_Task instructions_.
Write out the data below exactly as given, without any of its pictures.

━━━ Extracted entries ━━━

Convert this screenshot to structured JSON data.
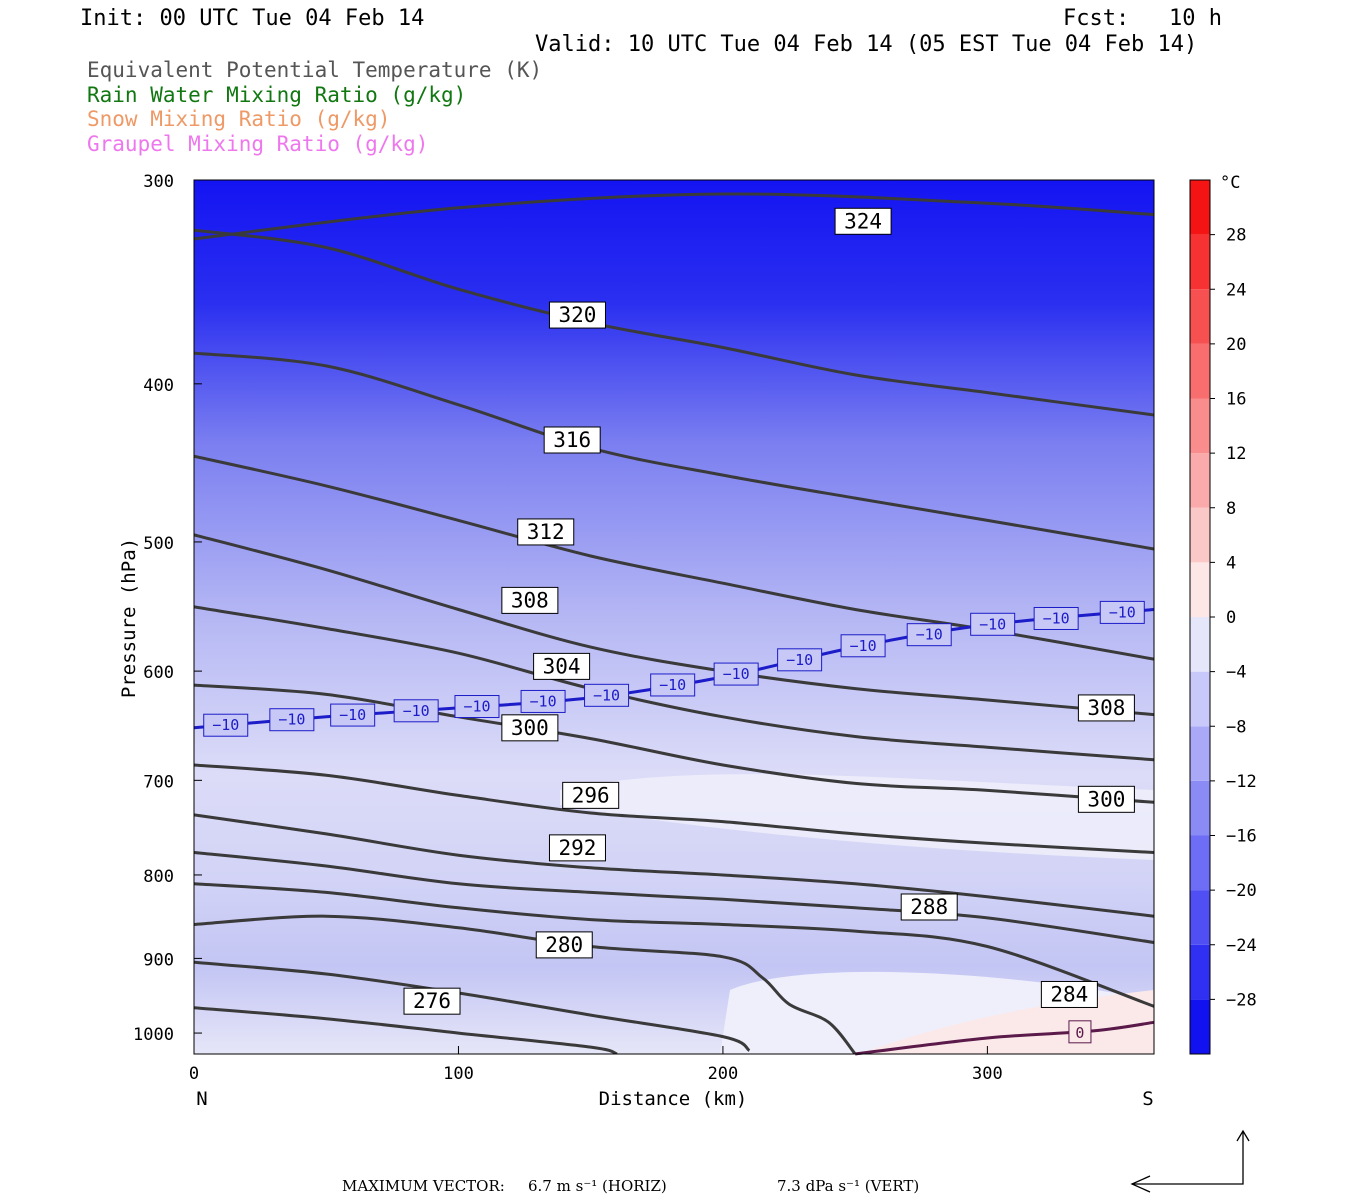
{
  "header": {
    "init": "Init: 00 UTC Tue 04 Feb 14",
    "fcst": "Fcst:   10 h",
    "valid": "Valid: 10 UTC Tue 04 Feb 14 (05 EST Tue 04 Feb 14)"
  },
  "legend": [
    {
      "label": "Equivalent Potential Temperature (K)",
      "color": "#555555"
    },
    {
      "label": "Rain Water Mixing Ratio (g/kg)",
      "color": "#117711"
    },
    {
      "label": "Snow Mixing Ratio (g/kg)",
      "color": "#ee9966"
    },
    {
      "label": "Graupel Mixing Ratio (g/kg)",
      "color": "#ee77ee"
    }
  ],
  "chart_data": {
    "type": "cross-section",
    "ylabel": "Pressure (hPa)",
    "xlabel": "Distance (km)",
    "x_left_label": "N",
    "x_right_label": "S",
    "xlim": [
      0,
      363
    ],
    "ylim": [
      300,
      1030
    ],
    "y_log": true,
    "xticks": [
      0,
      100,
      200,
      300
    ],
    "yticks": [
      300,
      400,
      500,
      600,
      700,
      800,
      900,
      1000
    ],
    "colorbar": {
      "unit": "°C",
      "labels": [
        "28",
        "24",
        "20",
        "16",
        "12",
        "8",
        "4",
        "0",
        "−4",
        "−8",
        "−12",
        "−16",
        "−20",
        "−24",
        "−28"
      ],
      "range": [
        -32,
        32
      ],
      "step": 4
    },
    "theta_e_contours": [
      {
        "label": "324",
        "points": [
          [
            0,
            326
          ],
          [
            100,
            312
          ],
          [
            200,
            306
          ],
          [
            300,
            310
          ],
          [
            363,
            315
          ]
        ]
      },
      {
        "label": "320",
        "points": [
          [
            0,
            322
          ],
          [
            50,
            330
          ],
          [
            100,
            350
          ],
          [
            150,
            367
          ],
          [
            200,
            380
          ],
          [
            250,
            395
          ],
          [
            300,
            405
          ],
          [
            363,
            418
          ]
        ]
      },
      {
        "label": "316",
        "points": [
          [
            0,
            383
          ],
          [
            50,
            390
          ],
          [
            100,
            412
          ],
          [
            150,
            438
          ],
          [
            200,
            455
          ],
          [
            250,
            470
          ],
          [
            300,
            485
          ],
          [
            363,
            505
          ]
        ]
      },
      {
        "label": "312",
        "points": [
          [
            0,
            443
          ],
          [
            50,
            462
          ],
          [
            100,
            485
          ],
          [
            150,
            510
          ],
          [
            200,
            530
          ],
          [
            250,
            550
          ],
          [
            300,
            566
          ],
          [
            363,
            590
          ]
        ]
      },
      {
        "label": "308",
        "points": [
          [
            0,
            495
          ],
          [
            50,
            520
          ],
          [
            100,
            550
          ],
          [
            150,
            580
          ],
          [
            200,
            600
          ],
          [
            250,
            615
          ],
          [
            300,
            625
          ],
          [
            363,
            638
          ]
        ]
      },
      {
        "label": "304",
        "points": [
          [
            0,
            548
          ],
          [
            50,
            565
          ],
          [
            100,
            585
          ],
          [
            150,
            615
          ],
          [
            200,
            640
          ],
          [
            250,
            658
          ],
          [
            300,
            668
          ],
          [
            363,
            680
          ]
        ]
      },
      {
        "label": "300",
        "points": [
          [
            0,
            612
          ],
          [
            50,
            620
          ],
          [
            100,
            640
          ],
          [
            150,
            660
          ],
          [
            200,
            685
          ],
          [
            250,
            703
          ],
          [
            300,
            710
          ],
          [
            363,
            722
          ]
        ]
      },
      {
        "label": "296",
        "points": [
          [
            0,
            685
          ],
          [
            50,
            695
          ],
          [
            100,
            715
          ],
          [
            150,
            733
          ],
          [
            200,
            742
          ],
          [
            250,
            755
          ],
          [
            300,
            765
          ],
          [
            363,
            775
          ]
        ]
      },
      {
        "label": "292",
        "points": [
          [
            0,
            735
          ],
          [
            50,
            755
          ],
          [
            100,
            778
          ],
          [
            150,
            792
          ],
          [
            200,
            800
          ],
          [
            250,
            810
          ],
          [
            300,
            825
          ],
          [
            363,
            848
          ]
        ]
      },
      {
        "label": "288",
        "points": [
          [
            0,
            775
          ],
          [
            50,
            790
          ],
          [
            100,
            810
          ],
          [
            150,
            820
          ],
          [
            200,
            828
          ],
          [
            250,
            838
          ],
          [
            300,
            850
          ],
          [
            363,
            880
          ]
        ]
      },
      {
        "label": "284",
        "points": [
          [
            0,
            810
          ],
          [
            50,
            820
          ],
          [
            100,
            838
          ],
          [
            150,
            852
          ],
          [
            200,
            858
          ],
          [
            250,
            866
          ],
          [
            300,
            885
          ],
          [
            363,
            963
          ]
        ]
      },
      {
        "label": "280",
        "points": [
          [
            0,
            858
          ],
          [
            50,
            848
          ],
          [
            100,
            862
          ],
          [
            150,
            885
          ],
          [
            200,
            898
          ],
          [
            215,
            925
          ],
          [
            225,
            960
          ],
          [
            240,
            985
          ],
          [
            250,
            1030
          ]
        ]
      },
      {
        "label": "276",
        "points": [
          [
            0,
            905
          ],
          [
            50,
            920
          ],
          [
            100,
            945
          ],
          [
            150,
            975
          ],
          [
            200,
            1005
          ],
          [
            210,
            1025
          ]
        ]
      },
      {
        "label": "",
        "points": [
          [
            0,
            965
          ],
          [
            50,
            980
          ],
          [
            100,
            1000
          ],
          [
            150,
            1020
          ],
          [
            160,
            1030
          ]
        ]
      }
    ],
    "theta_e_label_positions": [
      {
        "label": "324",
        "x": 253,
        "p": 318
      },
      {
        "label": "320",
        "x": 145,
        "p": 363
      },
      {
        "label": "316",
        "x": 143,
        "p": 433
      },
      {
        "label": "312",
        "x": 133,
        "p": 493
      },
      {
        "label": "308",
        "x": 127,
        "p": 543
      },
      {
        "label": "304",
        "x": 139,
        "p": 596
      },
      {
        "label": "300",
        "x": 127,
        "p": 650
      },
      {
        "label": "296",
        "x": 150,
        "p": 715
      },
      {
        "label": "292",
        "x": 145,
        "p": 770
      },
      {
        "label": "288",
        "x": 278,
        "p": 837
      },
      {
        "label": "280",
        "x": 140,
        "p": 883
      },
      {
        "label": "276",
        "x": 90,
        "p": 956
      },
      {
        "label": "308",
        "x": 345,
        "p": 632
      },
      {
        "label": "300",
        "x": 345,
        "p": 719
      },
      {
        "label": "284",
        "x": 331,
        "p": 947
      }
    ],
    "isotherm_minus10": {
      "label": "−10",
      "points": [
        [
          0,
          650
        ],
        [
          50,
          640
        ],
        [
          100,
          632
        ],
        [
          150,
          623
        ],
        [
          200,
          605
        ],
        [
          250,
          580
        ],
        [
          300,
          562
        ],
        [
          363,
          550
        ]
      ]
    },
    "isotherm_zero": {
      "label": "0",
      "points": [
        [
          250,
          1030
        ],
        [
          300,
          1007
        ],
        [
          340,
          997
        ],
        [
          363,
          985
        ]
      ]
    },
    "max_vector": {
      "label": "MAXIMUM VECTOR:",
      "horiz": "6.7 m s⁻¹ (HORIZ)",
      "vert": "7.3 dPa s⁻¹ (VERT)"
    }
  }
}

━━━

_Written response_.
Convert this screenshot to structured JSON data.
{
  "header": {
    "init": "Init: 00 UTC Tue 04 Feb 14",
    "fcst": "Fcst:   10 h",
    "valid": "Valid: 10 UTC Tue 04 Feb 14 (05 EST Tue 04 Feb 14)"
  },
  "legend": [
    {
      "label": "Equivalent Potential Temperature (K)",
      "color": "#555555"
    },
    {
      "label": "Rain Water Mixing Ratio (g/kg)",
      "color": "#117711"
    },
    {
      "label": "Snow Mixing Ratio (g/kg)",
      "color": "#ee9966"
    },
    {
      "label": "Graupel Mixing Ratio (g/kg)",
      "color": "#ee77ee"
    }
  ],
  "chart_data": {
    "type": "cross-section",
    "ylabel": "Pressure (hPa)",
    "xlabel": "Distance (km)",
    "x_left_label": "N",
    "x_right_label": "S",
    "xlim": [
      0,
      363
    ],
    "ylim": [
      300,
      1030
    ],
    "y_log": true,
    "xticks": [
      0,
      100,
      200,
      300
    ],
    "yticks": [
      300,
      400,
      500,
      600,
      700,
      800,
      900,
      1000
    ],
    "colorbar": {
      "unit": "°C",
      "labels": [
        "28",
        "24",
        "20",
        "16",
        "12",
        "8",
        "4",
        "0",
        "−4",
        "−8",
        "−12",
        "−16",
        "−20",
        "−24",
        "−28"
      ],
      "range": [
        -32,
        32
      ],
      "step": 4
    },
    "theta_e_contours": [
      {
        "label": "324",
        "points": [
          [
            0,
            326
          ],
          [
            100,
            312
          ],
          [
            200,
            306
          ],
          [
            300,
            310
          ],
          [
            363,
            315
          ]
        ]
      },
      {
        "label": "320",
        "points": [
          [
            0,
            322
          ],
          [
            50,
            330
          ],
          [
            100,
            350
          ],
          [
            150,
            367
          ],
          [
            200,
            380
          ],
          [
            250,
            395
          ],
          [
            300,
            405
          ],
          [
            363,
            418
          ]
        ]
      },
      {
        "label": "316",
        "points": [
          [
            0,
            383
          ],
          [
            50,
            390
          ],
          [
            100,
            412
          ],
          [
            150,
            438
          ],
          [
            200,
            455
          ],
          [
            250,
            470
          ],
          [
            300,
            485
          ],
          [
            363,
            505
          ]
        ]
      },
      {
        "label": "312",
        "points": [
          [
            0,
            443
          ],
          [
            50,
            462
          ],
          [
            100,
            485
          ],
          [
            150,
            510
          ],
          [
            200,
            530
          ],
          [
            250,
            550
          ],
          [
            300,
            566
          ],
          [
            363,
            590
          ]
        ]
      },
      {
        "label": "308",
        "points": [
          [
            0,
            495
          ],
          [
            50,
            520
          ],
          [
            100,
            550
          ],
          [
            150,
            580
          ],
          [
            200,
            600
          ],
          [
            250,
            615
          ],
          [
            300,
            625
          ],
          [
            363,
            638
          ]
        ]
      },
      {
        "label": "304",
        "points": [
          [
            0,
            548
          ],
          [
            50,
            565
          ],
          [
            100,
            585
          ],
          [
            150,
            615
          ],
          [
            200,
            640
          ],
          [
            250,
            658
          ],
          [
            300,
            668
          ],
          [
            363,
            680
          ]
        ]
      },
      {
        "label": "300",
        "points": [
          [
            0,
            612
          ],
          [
            50,
            620
          ],
          [
            100,
            640
          ],
          [
            150,
            660
          ],
          [
            200,
            685
          ],
          [
            250,
            703
          ],
          [
            300,
            710
          ],
          [
            363,
            722
          ]
        ]
      },
      {
        "label": "296",
        "points": [
          [
            0,
            685
          ],
          [
            50,
            695
          ],
          [
            100,
            715
          ],
          [
            150,
            733
          ],
          [
            200,
            742
          ],
          [
            250,
            755
          ],
          [
            300,
            765
          ],
          [
            363,
            775
          ]
        ]
      },
      {
        "label": "292",
        "points": [
          [
            0,
            735
          ],
          [
            50,
            755
          ],
          [
            100,
            778
          ],
          [
            150,
            792
          ],
          [
            200,
            800
          ],
          [
            250,
            810
          ],
          [
            300,
            825
          ],
          [
            363,
            848
          ]
        ]
      },
      {
        "label": "288",
        "points": [
          [
            0,
            775
          ],
          [
            50,
            790
          ],
          [
            100,
            810
          ],
          [
            150,
            820
          ],
          [
            200,
            828
          ],
          [
            250,
            838
          ],
          [
            300,
            850
          ],
          [
            363,
            880
          ]
        ]
      },
      {
        "label": "284",
        "points": [
          [
            0,
            810
          ],
          [
            50,
            820
          ],
          [
            100,
            838
          ],
          [
            150,
            852
          ],
          [
            200,
            858
          ],
          [
            250,
            866
          ],
          [
            300,
            885
          ],
          [
            363,
            963
          ]
        ]
      },
      {
        "label": "280",
        "points": [
          [
            0,
            858
          ],
          [
            50,
            848
          ],
          [
            100,
            862
          ],
          [
            150,
            885
          ],
          [
            200,
            898
          ],
          [
            215,
            925
          ],
          [
            225,
            960
          ],
          [
            240,
            985
          ],
          [
            250,
            1030
          ]
        ]
      },
      {
        "label": "276",
        "points": [
          [
            0,
            905
          ],
          [
            50,
            920
          ],
          [
            100,
            945
          ],
          [
            150,
            975
          ],
          [
            200,
            1005
          ],
          [
            210,
            1025
          ]
        ]
      },
      {
        "label": "",
        "points": [
          [
            0,
            965
          ],
          [
            50,
            980
          ],
          [
            100,
            1000
          ],
          [
            150,
            1020
          ],
          [
            160,
            1030
          ]
        ]
      }
    ],
    "theta_e_label_positions": [
      {
        "label": "324",
        "x": 253,
        "p": 318
      },
      {
        "label": "320",
        "x": 145,
        "p": 363
      },
      {
        "label": "316",
        "x": 143,
        "p": 433
      },
      {
        "label": "312",
        "x": 133,
        "p": 493
      },
      {
        "label": "308",
        "x": 127,
        "p": 543
      },
      {
        "label": "304",
        "x": 139,
        "p": 596
      },
      {
        "label": "300",
        "x": 127,
        "p": 650
      },
      {
        "label": "296",
        "x": 150,
        "p": 715
      },
      {
        "label": "292",
        "x": 145,
        "p": 770
      },
      {
        "label": "288",
        "x": 278,
        "p": 837
      },
      {
        "label": "280",
        "x": 140,
        "p": 883
      },
      {
        "label": "276",
        "x": 90,
        "p": 956
      },
      {
        "label": "308",
        "x": 345,
        "p": 632
      },
      {
        "label": "300",
        "x": 345,
        "p": 719
      },
      {
        "label": "284",
        "x": 331,
        "p": 947
      }
    ],
    "isotherm_minus10": {
      "label": "−10",
      "points": [
        [
          0,
          650
        ],
        [
          50,
          640
        ],
        [
          100,
          632
        ],
        [
          150,
          623
        ],
        [
          200,
          605
        ],
        [
          250,
          580
        ],
        [
          300,
          562
        ],
        [
          363,
          550
        ]
      ]
    },
    "isotherm_zero": {
      "label": "0",
      "points": [
        [
          250,
          1030
        ],
        [
          300,
          1007
        ],
        [
          340,
          997
        ],
        [
          363,
          985
        ]
      ]
    },
    "max_vector": {
      "label": "MAXIMUM VECTOR:",
      "horiz": "6.7 m s⁻¹ (HORIZ)",
      "vert": "7.3 dPa s⁻¹ (VERT)"
    }
  }
}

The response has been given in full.